■ Data supplied ■
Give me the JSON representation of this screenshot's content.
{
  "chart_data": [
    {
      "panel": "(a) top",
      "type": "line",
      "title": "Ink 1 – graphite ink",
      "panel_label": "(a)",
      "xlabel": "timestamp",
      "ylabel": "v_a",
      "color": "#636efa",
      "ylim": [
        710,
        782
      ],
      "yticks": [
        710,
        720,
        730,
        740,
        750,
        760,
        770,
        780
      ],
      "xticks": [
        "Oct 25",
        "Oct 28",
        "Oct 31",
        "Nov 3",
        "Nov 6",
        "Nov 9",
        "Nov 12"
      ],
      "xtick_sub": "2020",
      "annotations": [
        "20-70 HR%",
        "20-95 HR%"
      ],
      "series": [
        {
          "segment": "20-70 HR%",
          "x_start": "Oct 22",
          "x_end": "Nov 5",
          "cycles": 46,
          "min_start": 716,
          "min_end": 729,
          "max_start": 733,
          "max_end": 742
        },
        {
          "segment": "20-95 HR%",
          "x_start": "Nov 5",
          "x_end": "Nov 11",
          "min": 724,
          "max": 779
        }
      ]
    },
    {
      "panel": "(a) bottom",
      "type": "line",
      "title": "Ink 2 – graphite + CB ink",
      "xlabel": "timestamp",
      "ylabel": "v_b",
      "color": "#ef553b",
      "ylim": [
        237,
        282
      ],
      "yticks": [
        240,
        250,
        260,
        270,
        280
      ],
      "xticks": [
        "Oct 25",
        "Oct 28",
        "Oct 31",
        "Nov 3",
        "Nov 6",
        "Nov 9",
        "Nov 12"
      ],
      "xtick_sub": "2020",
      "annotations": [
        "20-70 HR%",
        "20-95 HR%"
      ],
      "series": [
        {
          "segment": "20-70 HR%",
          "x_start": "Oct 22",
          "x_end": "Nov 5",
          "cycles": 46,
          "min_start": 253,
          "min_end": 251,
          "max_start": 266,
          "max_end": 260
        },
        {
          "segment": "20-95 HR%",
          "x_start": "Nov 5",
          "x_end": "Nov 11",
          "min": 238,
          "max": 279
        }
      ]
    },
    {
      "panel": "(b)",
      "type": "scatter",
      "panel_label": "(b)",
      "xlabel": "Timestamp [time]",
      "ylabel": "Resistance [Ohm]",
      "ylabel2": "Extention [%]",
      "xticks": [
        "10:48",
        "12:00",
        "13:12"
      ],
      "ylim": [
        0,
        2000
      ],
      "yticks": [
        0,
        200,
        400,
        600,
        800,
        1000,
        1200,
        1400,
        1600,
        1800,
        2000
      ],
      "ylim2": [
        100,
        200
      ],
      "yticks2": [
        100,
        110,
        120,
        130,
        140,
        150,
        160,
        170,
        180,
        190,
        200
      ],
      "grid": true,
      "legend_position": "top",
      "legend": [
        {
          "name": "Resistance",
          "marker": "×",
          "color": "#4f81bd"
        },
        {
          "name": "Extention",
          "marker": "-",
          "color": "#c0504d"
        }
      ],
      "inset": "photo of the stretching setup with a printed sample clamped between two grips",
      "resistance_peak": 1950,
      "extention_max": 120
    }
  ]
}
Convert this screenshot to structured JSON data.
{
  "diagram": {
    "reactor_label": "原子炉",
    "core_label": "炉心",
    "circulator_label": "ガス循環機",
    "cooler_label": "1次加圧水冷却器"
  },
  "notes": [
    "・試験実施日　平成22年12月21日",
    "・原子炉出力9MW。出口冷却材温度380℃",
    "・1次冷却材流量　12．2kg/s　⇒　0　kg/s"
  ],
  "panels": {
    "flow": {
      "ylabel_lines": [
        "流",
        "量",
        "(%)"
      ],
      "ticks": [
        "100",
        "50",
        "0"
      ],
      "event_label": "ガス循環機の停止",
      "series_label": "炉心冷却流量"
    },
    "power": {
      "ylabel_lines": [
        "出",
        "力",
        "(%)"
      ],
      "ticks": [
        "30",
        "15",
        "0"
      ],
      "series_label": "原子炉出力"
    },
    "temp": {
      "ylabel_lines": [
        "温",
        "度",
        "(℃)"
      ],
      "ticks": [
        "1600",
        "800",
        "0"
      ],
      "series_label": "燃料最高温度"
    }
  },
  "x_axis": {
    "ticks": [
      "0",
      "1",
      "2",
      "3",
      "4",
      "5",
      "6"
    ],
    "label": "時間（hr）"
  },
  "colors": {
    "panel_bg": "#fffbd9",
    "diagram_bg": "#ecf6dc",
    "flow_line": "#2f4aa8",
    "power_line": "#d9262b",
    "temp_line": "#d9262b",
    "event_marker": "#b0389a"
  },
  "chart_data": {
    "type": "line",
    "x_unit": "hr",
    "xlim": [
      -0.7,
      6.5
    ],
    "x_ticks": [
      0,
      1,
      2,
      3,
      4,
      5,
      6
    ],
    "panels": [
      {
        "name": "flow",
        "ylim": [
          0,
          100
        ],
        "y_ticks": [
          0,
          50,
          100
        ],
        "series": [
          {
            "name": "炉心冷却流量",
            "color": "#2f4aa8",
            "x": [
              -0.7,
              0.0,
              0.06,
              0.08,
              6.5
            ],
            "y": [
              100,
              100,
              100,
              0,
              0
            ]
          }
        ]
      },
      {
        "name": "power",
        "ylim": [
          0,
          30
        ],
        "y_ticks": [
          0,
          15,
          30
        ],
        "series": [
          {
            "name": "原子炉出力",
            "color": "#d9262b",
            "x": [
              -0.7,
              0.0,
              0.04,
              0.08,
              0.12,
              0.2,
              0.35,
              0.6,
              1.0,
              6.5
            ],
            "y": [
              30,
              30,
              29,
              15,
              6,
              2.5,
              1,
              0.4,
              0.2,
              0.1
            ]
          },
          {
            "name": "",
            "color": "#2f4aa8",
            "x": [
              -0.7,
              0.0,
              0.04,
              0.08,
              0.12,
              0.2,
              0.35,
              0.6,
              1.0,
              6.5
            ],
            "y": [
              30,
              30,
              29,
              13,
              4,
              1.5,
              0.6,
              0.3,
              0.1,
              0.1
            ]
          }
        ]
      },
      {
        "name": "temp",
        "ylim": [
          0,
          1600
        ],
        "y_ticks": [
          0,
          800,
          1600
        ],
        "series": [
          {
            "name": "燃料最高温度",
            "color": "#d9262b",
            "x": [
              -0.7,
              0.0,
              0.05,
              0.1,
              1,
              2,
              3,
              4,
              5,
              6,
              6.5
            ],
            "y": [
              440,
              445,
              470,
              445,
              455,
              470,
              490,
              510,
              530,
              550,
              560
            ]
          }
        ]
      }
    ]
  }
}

■ Description of the task ■
Output the records above in their entirety, exactly.

■ Exercise answer ■
Give me the JSON representation of this screenshot's content.
{
  "chart_data": [
    {
      "panel": "(a) top",
      "type": "line",
      "title": "Ink 1 – graphite ink",
      "panel_label": "(a)",
      "xlabel": "timestamp",
      "ylabel": "v_a",
      "color": "#636efa",
      "ylim": [
        710,
        782
      ],
      "yticks": [
        710,
        720,
        730,
        740,
        750,
        760,
        770,
        780
      ],
      "xticks": [
        "Oct 25",
        "Oct 28",
        "Oct 31",
        "Nov 3",
        "Nov 6",
        "Nov 9",
        "Nov 12"
      ],
      "xtick_sub": "2020",
      "annotations": [
        "20-70 HR%",
        "20-95 HR%"
      ],
      "series": [
        {
          "segment": "20-70 HR%",
          "x_start": "Oct 22",
          "x_end": "Nov 5",
          "cycles": 46,
          "min_start": 716,
          "min_end": 729,
          "max_start": 733,
          "max_end": 742
        },
        {
          "segment": "20-95 HR%",
          "x_start": "Nov 5",
          "x_end": "Nov 11",
          "min": 724,
          "max": 779
        }
      ]
    },
    {
      "panel": "(a) bottom",
      "type": "line",
      "title": "Ink 2 – graphite + CB ink",
      "xlabel": "timestamp",
      "ylabel": "v_b",
      "color": "#ef553b",
      "ylim": [
        237,
        282
      ],
      "yticks": [
        240,
        250,
        260,
        270,
        280
      ],
      "xticks": [
        "Oct 25",
        "Oct 28",
        "Oct 31",
        "Nov 3",
        "Nov 6",
        "Nov 9",
        "Nov 12"
      ],
      "xtick_sub": "2020",
      "annotations": [
        "20-70 HR%",
        "20-95 HR%"
      ],
      "series": [
        {
          "segment": "20-70 HR%",
          "x_start": "Oct 22",
          "x_end": "Nov 5",
          "cycles": 46,
          "min_start": 253,
          "min_end": 251,
          "max_start": 266,
          "max_end": 260
        },
        {
          "segment": "20-95 HR%",
          "x_start": "Nov 5",
          "x_end": "Nov 11",
          "min": 238,
          "max": 279
        }
      ]
    },
    {
      "panel": "(b)",
      "type": "scatter",
      "panel_label": "(b)",
      "xlabel": "Timestamp [time]",
      "ylabel": "Resistance [Ohm]",
      "ylabel2": "Extention [%]",
      "xticks": [
        "10:48",
        "12:00",
        "13:12"
      ],
      "ylim": [
        0,
        2000
      ],
      "yticks": [
        0,
        200,
        400,
        600,
        800,
        1000,
        1200,
        1400,
        1600,
        1800,
        2000
      ],
      "ylim2": [
        100,
        200
      ],
      "yticks2": [
        100,
        110,
        120,
        130,
        140,
        150,
        160,
        170,
        180,
        190,
        200
      ],
      "grid": true,
      "legend_position": "top",
      "legend": [
        {
          "name": "Resistance",
          "marker": "×",
          "color": "#4f81bd"
        },
        {
          "name": "Extention",
          "marker": "-",
          "color": "#c0504d"
        }
      ],
      "inset": "photo of the stretching setup with a printed sample clamped between two grips",
      "resistance_peak": 1950,
      "extention_max": 120
    }
  ]
}
Convert this screenshot to structured JSON data.
{
  "diagram": {
    "reactor_label": "原子炉",
    "core_label": "炉心",
    "circulator_label": "ガス循環機",
    "cooler_label": "1次加圧水冷却器"
  },
  "notes": [
    "・試験実施日　平成22年12月21日",
    "・原子炉出力9MW。出口冷却材温度380℃",
    "・1次冷却材流量　12．2kg/s　⇒　0　kg/s"
  ],
  "panels": {
    "flow": {
      "ylabel_lines": [
        "流",
        "量",
        "(%)"
      ],
      "ticks": [
        "100",
        "50",
        "0"
      ],
      "event_label": "ガス循環機の停止",
      "series_label": "炉心冷却流量"
    },
    "power": {
      "ylabel_lines": [
        "出",
        "力",
        "(%)"
      ],
      "ticks": [
        "30",
        "15",
        "0"
      ],
      "series_label": "原子炉出力"
    },
    "temp": {
      "ylabel_lines": [
        "温",
        "度",
        "(℃)"
      ],
      "ticks": [
        "1600",
        "800",
        "0"
      ],
      "series_label": "燃料最高温度"
    }
  },
  "x_axis": {
    "ticks": [
      "0",
      "1",
      "2",
      "3",
      "4",
      "5",
      "6"
    ],
    "label": "時間（hr）"
  },
  "colors": {
    "panel_bg": "#fffbd9",
    "diagram_bg": "#ecf6dc",
    "flow_line": "#2f4aa8",
    "power_line": "#d9262b",
    "temp_line": "#d9262b",
    "event_marker": "#b0389a"
  },
  "chart_data": {
    "type": "line",
    "x_unit": "hr",
    "xlim": [
      -0.7,
      6.5
    ],
    "x_ticks": [
      0,
      1,
      2,
      3,
      4,
      5,
      6
    ],
    "panels": [
      {
        "name": "flow",
        "ylim": [
          0,
          100
        ],
        "y_ticks": [
          0,
          50,
          100
        ],
        "series": [
          {
            "name": "炉心冷却流量",
            "color": "#2f4aa8",
            "x": [
              -0.7,
              0.0,
              0.06,
              0.08,
              6.5
            ],
            "y": [
              100,
              100,
              100,
              0,
              0
            ]
          }
        ]
      },
      {
        "name": "power",
        "ylim": [
          0,
          30
        ],
        "y_ticks": [
          0,
          15,
          30
        ],
        "series": [
          {
            "name": "原子炉出力",
            "color": "#d9262b",
            "x": [
              -0.7,
              0.0,
              0.04,
              0.08,
              0.12,
              0.2,
              0.35,
              0.6,
              1.0,
              6.5
            ],
            "y": [
              30,
              30,
              29,
              15,
              6,
              2.5,
              1,
              0.4,
              0.2,
              0.1
            ]
          },
          {
            "name": "",
            "color": "#2f4aa8",
            "x": [
              -0.7,
              0.0,
              0.04,
              0.08,
              0.12,
              0.2,
              0.35,
              0.6,
              1.0,
              6.5
            ],
            "y": [
              30,
              30,
              29,
              13,
              4,
              1.5,
              0.6,
              0.3,
              0.1,
              0.1
            ]
          }
        ]
      },
      {
        "name": "temp",
        "ylim": [
          0,
          1600
        ],
        "y_ticks": [
          0,
          800,
          1600
        ],
        "series": [
          {
            "name": "燃料最高温度",
            "color": "#d9262b",
            "x": [
              -0.7,
              0.0,
              0.05,
              0.1,
              1,
              2,
              3,
              4,
              5,
              6,
              6.5
            ],
            "y": [
              440,
              445,
              470,
              445,
              455,
              470,
              490,
              510,
              530,
              550,
              560
            ]
          }
        ]
      }
    ]
  }
}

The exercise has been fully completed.